### Dataset records

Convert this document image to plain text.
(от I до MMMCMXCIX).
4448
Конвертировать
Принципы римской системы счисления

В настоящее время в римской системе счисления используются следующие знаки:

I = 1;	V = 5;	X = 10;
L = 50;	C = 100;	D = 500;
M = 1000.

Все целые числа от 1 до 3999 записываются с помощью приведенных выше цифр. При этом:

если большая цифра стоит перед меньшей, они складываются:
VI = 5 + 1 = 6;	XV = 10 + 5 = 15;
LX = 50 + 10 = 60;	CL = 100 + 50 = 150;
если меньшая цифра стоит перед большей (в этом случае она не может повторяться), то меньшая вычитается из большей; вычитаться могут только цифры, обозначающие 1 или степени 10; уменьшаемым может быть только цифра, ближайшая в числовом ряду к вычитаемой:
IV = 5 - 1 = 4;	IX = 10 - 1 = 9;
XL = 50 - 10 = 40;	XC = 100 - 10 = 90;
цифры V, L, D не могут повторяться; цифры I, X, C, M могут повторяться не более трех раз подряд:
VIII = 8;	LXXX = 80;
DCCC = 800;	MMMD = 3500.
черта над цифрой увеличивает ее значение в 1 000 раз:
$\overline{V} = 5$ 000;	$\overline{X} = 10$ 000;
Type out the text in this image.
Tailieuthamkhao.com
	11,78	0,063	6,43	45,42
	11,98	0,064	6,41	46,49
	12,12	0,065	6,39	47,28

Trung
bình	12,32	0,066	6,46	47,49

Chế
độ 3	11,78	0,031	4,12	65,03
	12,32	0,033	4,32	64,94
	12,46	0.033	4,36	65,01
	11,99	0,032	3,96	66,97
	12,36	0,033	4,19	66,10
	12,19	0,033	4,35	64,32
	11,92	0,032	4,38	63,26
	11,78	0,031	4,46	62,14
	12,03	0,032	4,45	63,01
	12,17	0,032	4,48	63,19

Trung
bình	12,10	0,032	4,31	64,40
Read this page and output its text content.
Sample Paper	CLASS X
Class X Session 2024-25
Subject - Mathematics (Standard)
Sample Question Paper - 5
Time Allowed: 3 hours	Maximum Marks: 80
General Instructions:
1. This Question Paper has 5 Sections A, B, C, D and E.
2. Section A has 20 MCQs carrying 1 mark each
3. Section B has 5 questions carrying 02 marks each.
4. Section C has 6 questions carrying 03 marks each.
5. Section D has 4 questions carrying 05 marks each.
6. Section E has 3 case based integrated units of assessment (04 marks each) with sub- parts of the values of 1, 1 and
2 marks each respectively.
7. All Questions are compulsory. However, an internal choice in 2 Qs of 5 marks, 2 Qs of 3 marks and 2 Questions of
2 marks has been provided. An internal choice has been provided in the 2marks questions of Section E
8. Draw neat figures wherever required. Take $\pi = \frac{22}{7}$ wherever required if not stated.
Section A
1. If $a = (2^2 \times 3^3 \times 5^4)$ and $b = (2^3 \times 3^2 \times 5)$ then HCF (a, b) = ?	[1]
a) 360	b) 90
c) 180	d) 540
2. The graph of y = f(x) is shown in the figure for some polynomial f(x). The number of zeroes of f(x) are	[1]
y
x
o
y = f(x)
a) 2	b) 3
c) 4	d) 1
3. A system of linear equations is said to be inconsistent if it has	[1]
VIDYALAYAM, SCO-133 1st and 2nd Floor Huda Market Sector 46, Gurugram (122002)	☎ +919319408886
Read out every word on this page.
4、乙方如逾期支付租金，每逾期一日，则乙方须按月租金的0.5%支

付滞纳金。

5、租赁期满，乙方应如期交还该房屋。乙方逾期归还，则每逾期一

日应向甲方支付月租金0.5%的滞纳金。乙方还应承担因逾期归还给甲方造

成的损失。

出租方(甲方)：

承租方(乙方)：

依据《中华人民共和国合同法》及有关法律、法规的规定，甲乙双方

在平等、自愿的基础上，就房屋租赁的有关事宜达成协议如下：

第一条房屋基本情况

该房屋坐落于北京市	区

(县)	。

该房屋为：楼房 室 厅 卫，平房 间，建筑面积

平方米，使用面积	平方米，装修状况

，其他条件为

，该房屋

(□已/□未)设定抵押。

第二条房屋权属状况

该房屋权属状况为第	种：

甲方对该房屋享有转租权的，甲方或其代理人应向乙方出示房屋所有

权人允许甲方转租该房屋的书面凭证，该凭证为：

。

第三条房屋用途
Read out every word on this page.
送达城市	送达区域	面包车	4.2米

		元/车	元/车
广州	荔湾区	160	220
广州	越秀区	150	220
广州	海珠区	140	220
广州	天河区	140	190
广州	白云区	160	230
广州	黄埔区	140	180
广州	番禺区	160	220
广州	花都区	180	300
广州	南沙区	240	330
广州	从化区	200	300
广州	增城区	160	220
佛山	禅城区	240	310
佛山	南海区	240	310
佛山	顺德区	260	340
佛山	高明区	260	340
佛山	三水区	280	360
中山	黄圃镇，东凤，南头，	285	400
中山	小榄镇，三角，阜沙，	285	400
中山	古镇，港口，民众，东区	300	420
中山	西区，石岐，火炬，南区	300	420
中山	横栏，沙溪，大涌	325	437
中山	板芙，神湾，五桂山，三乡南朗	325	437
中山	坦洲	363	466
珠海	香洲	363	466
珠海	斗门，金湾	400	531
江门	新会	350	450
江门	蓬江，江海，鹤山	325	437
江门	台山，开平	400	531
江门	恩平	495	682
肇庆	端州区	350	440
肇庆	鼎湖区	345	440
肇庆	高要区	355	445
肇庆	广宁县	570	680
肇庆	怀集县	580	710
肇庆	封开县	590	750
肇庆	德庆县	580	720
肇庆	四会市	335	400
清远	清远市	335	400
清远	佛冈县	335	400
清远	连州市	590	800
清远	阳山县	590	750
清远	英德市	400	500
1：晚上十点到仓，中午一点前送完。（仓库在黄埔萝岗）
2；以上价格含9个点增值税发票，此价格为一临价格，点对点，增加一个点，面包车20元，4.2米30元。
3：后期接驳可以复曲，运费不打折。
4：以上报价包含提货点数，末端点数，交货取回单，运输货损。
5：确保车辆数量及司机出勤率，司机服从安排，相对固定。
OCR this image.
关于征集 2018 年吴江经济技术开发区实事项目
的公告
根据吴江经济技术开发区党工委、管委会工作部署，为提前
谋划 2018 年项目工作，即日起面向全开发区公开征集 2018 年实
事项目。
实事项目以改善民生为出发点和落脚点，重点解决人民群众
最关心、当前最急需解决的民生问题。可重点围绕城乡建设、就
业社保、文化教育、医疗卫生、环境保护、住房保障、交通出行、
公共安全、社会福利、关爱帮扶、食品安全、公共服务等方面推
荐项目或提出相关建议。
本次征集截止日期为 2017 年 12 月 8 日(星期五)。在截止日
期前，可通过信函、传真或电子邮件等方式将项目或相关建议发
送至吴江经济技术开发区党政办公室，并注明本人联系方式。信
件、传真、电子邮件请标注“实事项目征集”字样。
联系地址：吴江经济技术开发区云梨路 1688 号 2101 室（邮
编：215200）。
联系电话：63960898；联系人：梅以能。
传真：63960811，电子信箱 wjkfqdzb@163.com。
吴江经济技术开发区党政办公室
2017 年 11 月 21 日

### REQUIRED TASK
Output all of the material, please, exactly as it stands.

### RESULT BELOW
Convert this document image to plain text.
(от I до MMMCMXCIX).
4448
Конвертировать
Принципы римской системы счисления

В настоящее время в римской системе счисления используются следующие знаки:

I = 1;	V = 5;	X = 10;
L = 50;	C = 100;	D = 500;
M = 1000.

Все целые числа от 1 до 3999 записываются с помощью приведенных выше цифр. При этом:

если большая цифра стоит перед меньшей, они складываются:
VI = 5 + 1 = 6;	XV = 10 + 5 = 15;
LX = 50 + 10 = 60;	CL = 100 + 50 = 150;
если меньшая цифра стоит перед большей (в этом случае она не может повторяться), то меньшая вычитается из большей; вычитаться могут только цифры, обозначающие 1 или степени 10; уменьшаемым может быть только цифра, ближайшая в числовом ряду к вычитаемой:
IV = 5 - 1 = 4;	IX = 10 - 1 = 9;
XL = 50 - 10 = 40;	XC = 100 - 10 = 90;
цифры V, L, D не могут повторяться; цифры I, X, C, M могут повторяться не более трех раз подряд:
VIII = 8;	LXXX = 80;
DCCC = 800;	MMMD = 3500.
черта над цифрой увеличивает ее значение в 1 000 раз:
$\overline{V} = 5$ 000;	$\overline{X} = 10$ 000;
Type out the text in this image.
Tailieuthamkhao.com
	11,78	0,063	6,43	45,42
	11,98	0,064	6,41	46,49
	12,12	0,065	6,39	47,28

Trung
bình	12,32	0,066	6,46	47,49

Chế
độ 3	11,78	0,031	4,12	65,03
	12,32	0,033	4,32	64,94
	12,46	0.033	4,36	65,01
	11,99	0,032	3,96	66,97
	12,36	0,033	4,19	66,10
	12,19	0,033	4,35	64,32
	11,92	0,032	4,38	63,26
	11,78	0,031	4,46	62,14
	12,03	0,032	4,45	63,01
	12,17	0,032	4,48	63,19

Trung
bình	12,10	0,032	4,31	64,40
Read this page and output its text content.
Sample Paper	CLASS X
Class X Session 2024-25
Subject - Mathematics (Standard)
Sample Question Paper - 5
Time Allowed: 3 hours	Maximum Marks: 80
General Instructions:
1. This Question Paper has 5 Sections A, B, C, D and E.
2. Section A has 20 MCQs carrying 1 mark each
3. Section B has 5 questions carrying 02 marks each.
4. Section C has 6 questions carrying 03 marks each.
5. Section D has 4 questions carrying 05 marks each.
6. Section E has 3 case based integrated units of assessment (04 marks each) with sub- parts of the values of 1, 1 and
2 marks each respectively.
7. All Questions are compulsory. However, an internal choice in 2 Qs of 5 marks, 2 Qs of 3 marks and 2 Questions of
2 marks has been provided. An internal choice has been provided in the 2marks questions of Section E
8. Draw neat figures wherever required. Take $\pi = \frac{22}{7}$ wherever required if not stated.
Section A
1. If $a = (2^2 \times 3^3 \times 5^4)$ and $b = (2^3 \times 3^2 \times 5)$ then HCF (a, b) = ?	[1]
a) 360	b) 90
c) 180	d) 540
2. The graph of y = f(x) is shown in the figure for some polynomial f(x). The number of zeroes of f(x) are	[1]
y
x
o
y = f(x)
a) 2	b) 3
c) 4	d) 1
3. A system of linear equations is said to be inconsistent if it has	[1]
VIDYALAYAM, SCO-133 1st and 2nd Floor Huda Market Sector 46, Gurugram (122002)	☎ +919319408886
Read out every word on this page.
4、乙方如逾期支付租金，每逾期一日，则乙方须按月租金的0.5%支

付滞纳金。

5、租赁期满，乙方应如期交还该房屋。乙方逾期归还，则每逾期一

日应向甲方支付月租金0.5%的滞纳金。乙方还应承担因逾期归还给甲方造

成的损失。

出租方(甲方)：

承租方(乙方)：

依据《中华人民共和国合同法》及有关法律、法规的规定，甲乙双方

在平等、自愿的基础上，就房屋租赁的有关事宜达成协议如下：

第一条房屋基本情况

该房屋坐落于北京市	区

(县)	。

该房屋为：楼房 室 厅 卫，平房 间，建筑面积

平方米，使用面积	平方米，装修状况

，其他条件为

，该房屋

(□已/□未)设定抵押。

第二条房屋权属状况

该房屋权属状况为第	种：

甲方对该房屋享有转租权的，甲方或其代理人应向乙方出示房屋所有

权人允许甲方转租该房屋的书面凭证，该凭证为：

。

第三条房屋用途
Read out every word on this page.
送达城市	送达区域	面包车	4.2米

		元/车	元/车
广州	荔湾区	160	220
广州	越秀区	150	220
广州	海珠区	140	220
广州	天河区	140	190
广州	白云区	160	230
广州	黄埔区	140	180
广州	番禺区	160	220
广州	花都区	180	300
广州	南沙区	240	330
广州	从化区	200	300
广州	增城区	160	220
佛山	禅城区	240	310
佛山	南海区	240	310
佛山	顺德区	260	340
佛山	高明区	260	340
佛山	三水区	280	360
中山	黄圃镇，东凤，南头，	285	400
中山	小榄镇，三角，阜沙，	285	400
中山	古镇，港口，民众，东区	300	420
中山	西区，石岐，火炬，南区	300	420
中山	横栏，沙溪，大涌	325	437
中山	板芙，神湾，五桂山，三乡南朗	325	437
中山	坦洲	363	466
珠海	香洲	363	466
珠海	斗门，金湾	400	531
江门	新会	350	450
江门	蓬江，江海，鹤山	325	437
江门	台山，开平	400	531
江门	恩平	495	682
肇庆	端州区	350	440
肇庆	鼎湖区	345	440
肇庆	高要区	355	445
肇庆	广宁县	570	680
肇庆	怀集县	580	710
肇庆	封开县	590	750
肇庆	德庆县	580	720
肇庆	四会市	335	400
清远	清远市	335	400
清远	佛冈县	335	400
清远	连州市	590	800
清远	阳山县	590	750
清远	英德市	400	500
1：晚上十点到仓，中午一点前送完。（仓库在黄埔萝岗）
2；以上价格含9个点增值税发票，此价格为一临价格，点对点，增加一个点，面包车20元，4.2米30元。
3：后期接驳可以复曲，运费不打折。
4：以上报价包含提货点数，末端点数，交货取回单，运输货损。
5：确保车辆数量及司机出勤率，司机服从安排，相对固定。
OCR this image.
关于征集 2018 年吴江经济技术开发区实事项目
的公告
根据吴江经济技术开发区党工委、管委会工作部署，为提前
谋划 2018 年项目工作，即日起面向全开发区公开征集 2018 年实
事项目。
实事项目以改善民生为出发点和落脚点，重点解决人民群众
最关心、当前最急需解决的民生问题。可重点围绕城乡建设、就
业社保、文化教育、医疗卫生、环境保护、住房保障、交通出行、
公共安全、社会福利、关爱帮扶、食品安全、公共服务等方面推
荐项目或提出相关建议。
本次征集截止日期为 2017 年 12 月 8 日(星期五)。在截止日
期前，可通过信函、传真或电子邮件等方式将项目或相关建议发
送至吴江经济技术开发区党政办公室，并注明本人联系方式。信
件、传真、电子邮件请标注“实事项目征集”字样。
联系地址：吴江经济技术开发区云梨路 1688 号 2101 室（邮
编：215200）。
联系电话：63960898；联系人：梅以能。
传真：63960811，电子信箱 wjkfqdzb@163.com。
吴江经济技术开发区党政办公室
2017 年 11 月 21 日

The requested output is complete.